RECORDS SUPPLIED:
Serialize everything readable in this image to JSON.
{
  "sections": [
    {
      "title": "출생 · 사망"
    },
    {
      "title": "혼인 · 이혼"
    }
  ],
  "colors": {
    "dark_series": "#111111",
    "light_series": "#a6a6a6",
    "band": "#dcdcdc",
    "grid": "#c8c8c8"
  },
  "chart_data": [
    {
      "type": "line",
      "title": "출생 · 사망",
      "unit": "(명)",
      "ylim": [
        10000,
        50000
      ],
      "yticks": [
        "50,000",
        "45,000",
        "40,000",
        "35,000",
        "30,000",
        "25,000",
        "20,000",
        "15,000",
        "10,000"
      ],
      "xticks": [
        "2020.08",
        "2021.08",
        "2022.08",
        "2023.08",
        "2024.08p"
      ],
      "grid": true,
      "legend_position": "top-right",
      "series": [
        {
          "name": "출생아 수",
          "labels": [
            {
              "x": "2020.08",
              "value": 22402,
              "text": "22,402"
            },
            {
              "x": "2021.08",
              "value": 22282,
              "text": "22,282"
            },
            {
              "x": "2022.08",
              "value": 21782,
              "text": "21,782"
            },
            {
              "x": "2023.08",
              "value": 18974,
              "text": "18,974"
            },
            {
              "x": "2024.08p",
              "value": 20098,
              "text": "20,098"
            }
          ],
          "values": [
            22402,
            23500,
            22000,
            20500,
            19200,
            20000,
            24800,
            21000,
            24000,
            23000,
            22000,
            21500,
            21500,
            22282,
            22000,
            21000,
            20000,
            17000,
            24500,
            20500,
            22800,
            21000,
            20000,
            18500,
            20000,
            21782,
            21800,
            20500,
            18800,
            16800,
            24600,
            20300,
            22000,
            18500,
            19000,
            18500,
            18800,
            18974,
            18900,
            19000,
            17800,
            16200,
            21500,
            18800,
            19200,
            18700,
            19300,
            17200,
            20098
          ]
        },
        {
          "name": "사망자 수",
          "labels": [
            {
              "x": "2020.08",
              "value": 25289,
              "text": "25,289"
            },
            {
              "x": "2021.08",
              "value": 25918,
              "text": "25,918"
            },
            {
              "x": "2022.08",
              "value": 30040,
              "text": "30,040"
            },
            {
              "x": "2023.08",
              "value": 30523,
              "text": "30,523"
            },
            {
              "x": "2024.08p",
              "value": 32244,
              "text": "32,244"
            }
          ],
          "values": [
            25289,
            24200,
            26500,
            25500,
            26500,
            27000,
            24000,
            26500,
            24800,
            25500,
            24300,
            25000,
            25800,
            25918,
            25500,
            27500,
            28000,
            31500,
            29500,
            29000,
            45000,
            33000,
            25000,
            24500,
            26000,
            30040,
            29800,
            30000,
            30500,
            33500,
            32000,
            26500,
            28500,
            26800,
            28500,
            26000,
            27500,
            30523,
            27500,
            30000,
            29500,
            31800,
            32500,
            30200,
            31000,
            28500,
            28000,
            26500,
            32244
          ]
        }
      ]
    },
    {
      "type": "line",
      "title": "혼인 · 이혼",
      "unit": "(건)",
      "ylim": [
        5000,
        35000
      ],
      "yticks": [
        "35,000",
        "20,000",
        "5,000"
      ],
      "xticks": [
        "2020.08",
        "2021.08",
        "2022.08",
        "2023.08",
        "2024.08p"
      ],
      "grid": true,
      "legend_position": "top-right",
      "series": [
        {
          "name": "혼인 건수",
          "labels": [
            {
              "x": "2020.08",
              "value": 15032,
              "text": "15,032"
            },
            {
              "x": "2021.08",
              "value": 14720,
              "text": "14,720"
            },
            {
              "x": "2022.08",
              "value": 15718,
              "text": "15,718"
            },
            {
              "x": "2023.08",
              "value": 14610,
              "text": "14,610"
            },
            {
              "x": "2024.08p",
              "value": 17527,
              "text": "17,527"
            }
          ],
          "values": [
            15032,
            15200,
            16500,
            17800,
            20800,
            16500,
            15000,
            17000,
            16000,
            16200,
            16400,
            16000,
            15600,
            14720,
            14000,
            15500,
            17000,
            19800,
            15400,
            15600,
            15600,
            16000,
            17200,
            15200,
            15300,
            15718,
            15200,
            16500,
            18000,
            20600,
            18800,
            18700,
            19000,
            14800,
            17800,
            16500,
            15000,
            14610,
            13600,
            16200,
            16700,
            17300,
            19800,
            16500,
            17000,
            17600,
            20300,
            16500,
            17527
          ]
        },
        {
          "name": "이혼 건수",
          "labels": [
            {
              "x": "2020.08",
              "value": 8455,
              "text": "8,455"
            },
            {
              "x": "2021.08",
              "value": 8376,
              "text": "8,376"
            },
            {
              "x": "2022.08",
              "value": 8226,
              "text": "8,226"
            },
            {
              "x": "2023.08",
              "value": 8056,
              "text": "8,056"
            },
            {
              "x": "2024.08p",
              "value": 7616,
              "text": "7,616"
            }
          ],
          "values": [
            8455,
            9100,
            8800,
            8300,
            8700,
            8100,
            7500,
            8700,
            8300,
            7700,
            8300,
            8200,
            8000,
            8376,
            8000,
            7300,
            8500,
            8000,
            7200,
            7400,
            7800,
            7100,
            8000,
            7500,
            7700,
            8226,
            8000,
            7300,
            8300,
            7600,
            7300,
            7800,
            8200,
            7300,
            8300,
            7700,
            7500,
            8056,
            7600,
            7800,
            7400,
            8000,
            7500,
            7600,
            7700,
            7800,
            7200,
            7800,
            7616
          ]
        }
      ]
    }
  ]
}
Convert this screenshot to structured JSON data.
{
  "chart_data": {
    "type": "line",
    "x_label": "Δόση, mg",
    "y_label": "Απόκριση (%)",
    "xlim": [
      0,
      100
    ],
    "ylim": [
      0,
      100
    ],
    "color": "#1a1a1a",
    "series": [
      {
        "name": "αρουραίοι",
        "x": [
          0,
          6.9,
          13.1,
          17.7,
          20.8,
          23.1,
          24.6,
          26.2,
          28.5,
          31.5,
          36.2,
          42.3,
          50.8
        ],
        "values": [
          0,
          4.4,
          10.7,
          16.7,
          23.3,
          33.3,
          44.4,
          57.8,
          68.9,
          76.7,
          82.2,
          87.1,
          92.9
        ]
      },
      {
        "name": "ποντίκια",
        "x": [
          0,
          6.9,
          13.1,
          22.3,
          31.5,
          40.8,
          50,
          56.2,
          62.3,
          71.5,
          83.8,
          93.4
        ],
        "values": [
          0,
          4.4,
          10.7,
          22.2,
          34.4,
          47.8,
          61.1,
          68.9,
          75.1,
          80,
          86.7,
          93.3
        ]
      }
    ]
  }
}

REQUIRED TASK: Output the whole listing above again, word for word.

TASK SOLUTION:
Serialize everything readable in this image to JSON.
{
  "sections": [
    {
      "title": "출생 · 사망"
    },
    {
      "title": "혼인 · 이혼"
    }
  ],
  "colors": {
    "dark_series": "#111111",
    "light_series": "#a6a6a6",
    "band": "#dcdcdc",
    "grid": "#c8c8c8"
  },
  "chart_data": [
    {
      "type": "line",
      "title": "출생 · 사망",
      "unit": "(명)",
      "ylim": [
        10000,
        50000
      ],
      "yticks": [
        "50,000",
        "45,000",
        "40,000",
        "35,000",
        "30,000",
        "25,000",
        "20,000",
        "15,000",
        "10,000"
      ],
      "xticks": [
        "2020.08",
        "2021.08",
        "2022.08",
        "2023.08",
        "2024.08p"
      ],
      "grid": true,
      "legend_position": "top-right",
      "series": [
        {
          "name": "출생아 수",
          "labels": [
            {
              "x": "2020.08",
              "value": 22402,
              "text": "22,402"
            },
            {
              "x": "2021.08",
              "value": 22282,
              "text": "22,282"
            },
            {
              "x": "2022.08",
              "value": 21782,
              "text": "21,782"
            },
            {
              "x": "2023.08",
              "value": 18974,
              "text": "18,974"
            },
            {
              "x": "2024.08p",
              "value": 20098,
              "text": "20,098"
            }
          ],
          "values": [
            22402,
            23500,
            22000,
            20500,
            19200,
            20000,
            24800,
            21000,
            24000,
            23000,
            22000,
            21500,
            21500,
            22282,
            22000,
            21000,
            20000,
            17000,
            24500,
            20500,
            22800,
            21000,
            20000,
            18500,
            20000,
            21782,
            21800,
            20500,
            18800,
            16800,
            24600,
            20300,
            22000,
            18500,
            19000,
            18500,
            18800,
            18974,
            18900,
            19000,
            17800,
            16200,
            21500,
            18800,
            19200,
            18700,
            19300,
            17200,
            20098
          ]
        },
        {
          "name": "사망자 수",
          "labels": [
            {
              "x": "2020.08",
              "value": 25289,
              "text": "25,289"
            },
            {
              "x": "2021.08",
              "value": 25918,
              "text": "25,918"
            },
            {
              "x": "2022.08",
              "value": 30040,
              "text": "30,040"
            },
            {
              "x": "2023.08",
              "value": 30523,
              "text": "30,523"
            },
            {
              "x": "2024.08p",
              "value": 32244,
              "text": "32,244"
            }
          ],
          "values": [
            25289,
            24200,
            26500,
            25500,
            26500,
            27000,
            24000,
            26500,
            24800,
            25500,
            24300,
            25000,
            25800,
            25918,
            25500,
            27500,
            28000,
            31500,
            29500,
            29000,
            45000,
            33000,
            25000,
            24500,
            26000,
            30040,
            29800,
            30000,
            30500,
            33500,
            32000,
            26500,
            28500,
            26800,
            28500,
            26000,
            27500,
            30523,
            27500,
            30000,
            29500,
            31800,
            32500,
            30200,
            31000,
            28500,
            28000,
            26500,
            32244
          ]
        }
      ]
    },
    {
      "type": "line",
      "title": "혼인 · 이혼",
      "unit": "(건)",
      "ylim": [
        5000,
        35000
      ],
      "yticks": [
        "35,000",
        "20,000",
        "5,000"
      ],
      "xticks": [
        "2020.08",
        "2021.08",
        "2022.08",
        "2023.08",
        "2024.08p"
      ],
      "grid": true,
      "legend_position": "top-right",
      "series": [
        {
          "name": "혼인 건수",
          "labels": [
            {
              "x": "2020.08",
              "value": 15032,
              "text": "15,032"
            },
            {
              "x": "2021.08",
              "value": 14720,
              "text": "14,720"
            },
            {
              "x": "2022.08",
              "value": 15718,
              "text": "15,718"
            },
            {
              "x": "2023.08",
              "value": 14610,
              "text": "14,610"
            },
            {
              "x": "2024.08p",
              "value": 17527,
              "text": "17,527"
            }
          ],
          "values": [
            15032,
            15200,
            16500,
            17800,
            20800,
            16500,
            15000,
            17000,
            16000,
            16200,
            16400,
            16000,
            15600,
            14720,
            14000,
            15500,
            17000,
            19800,
            15400,
            15600,
            15600,
            16000,
            17200,
            15200,
            15300,
            15718,
            15200,
            16500,
            18000,
            20600,
            18800,
            18700,
            19000,
            14800,
            17800,
            16500,
            15000,
            14610,
            13600,
            16200,
            16700,
            17300,
            19800,
            16500,
            17000,
            17600,
            20300,
            16500,
            17527
          ]
        },
        {
          "name": "이혼 건수",
          "labels": [
            {
              "x": "2020.08",
              "value": 8455,
              "text": "8,455"
            },
            {
              "x": "2021.08",
              "value": 8376,
              "text": "8,376"
            },
            {
              "x": "2022.08",
              "value": 8226,
              "text": "8,226"
            },
            {
              "x": "2023.08",
              "value": 8056,
              "text": "8,056"
            },
            {
              "x": "2024.08p",
              "value": 7616,
              "text": "7,616"
            }
          ],
          "values": [
            8455,
            9100,
            8800,
            8300,
            8700,
            8100,
            7500,
            8700,
            8300,
            7700,
            8300,
            8200,
            8000,
            8376,
            8000,
            7300,
            8500,
            8000,
            7200,
            7400,
            7800,
            7100,
            8000,
            7500,
            7700,
            8226,
            8000,
            7300,
            8300,
            7600,
            7300,
            7800,
            8200,
            7300,
            8300,
            7700,
            7500,
            8056,
            7600,
            7800,
            7400,
            8000,
            7500,
            7600,
            7700,
            7800,
            7200,
            7800,
            7616
          ]
        }
      ]
    }
  ]
}
Convert this screenshot to structured JSON data.
{
  "chart_data": {
    "type": "line",
    "x_label": "Δόση, mg",
    "y_label": "Απόκριση (%)",
    "xlim": [
      0,
      100
    ],
    "ylim": [
      0,
      100
    ],
    "color": "#1a1a1a",
    "series": [
      {
        "name": "αρουραίοι",
        "x": [
          0,
          6.9,
          13.1,
          17.7,
          20.8,
          23.1,
          24.6,
          26.2,
          28.5,
          31.5,
          36.2,
          42.3,
          50.8
        ],
        "values": [
          0,
          4.4,
          10.7,
          16.7,
          23.3,
          33.3,
          44.4,
          57.8,
          68.9,
          76.7,
          82.2,
          87.1,
          92.9
        ]
      },
      {
        "name": "ποντίκια",
        "x": [
          0,
          6.9,
          13.1,
          22.3,
          31.5,
          40.8,
          50,
          56.2,
          62.3,
          71.5,
          83.8,
          93.4
        ],
        "values": [
          0,
          4.4,
          10.7,
          22.2,
          34.4,
          47.8,
          61.1,
          68.9,
          75.1,
          80,
          86.7,
          93.3
        ]
      }
    ]
  }
}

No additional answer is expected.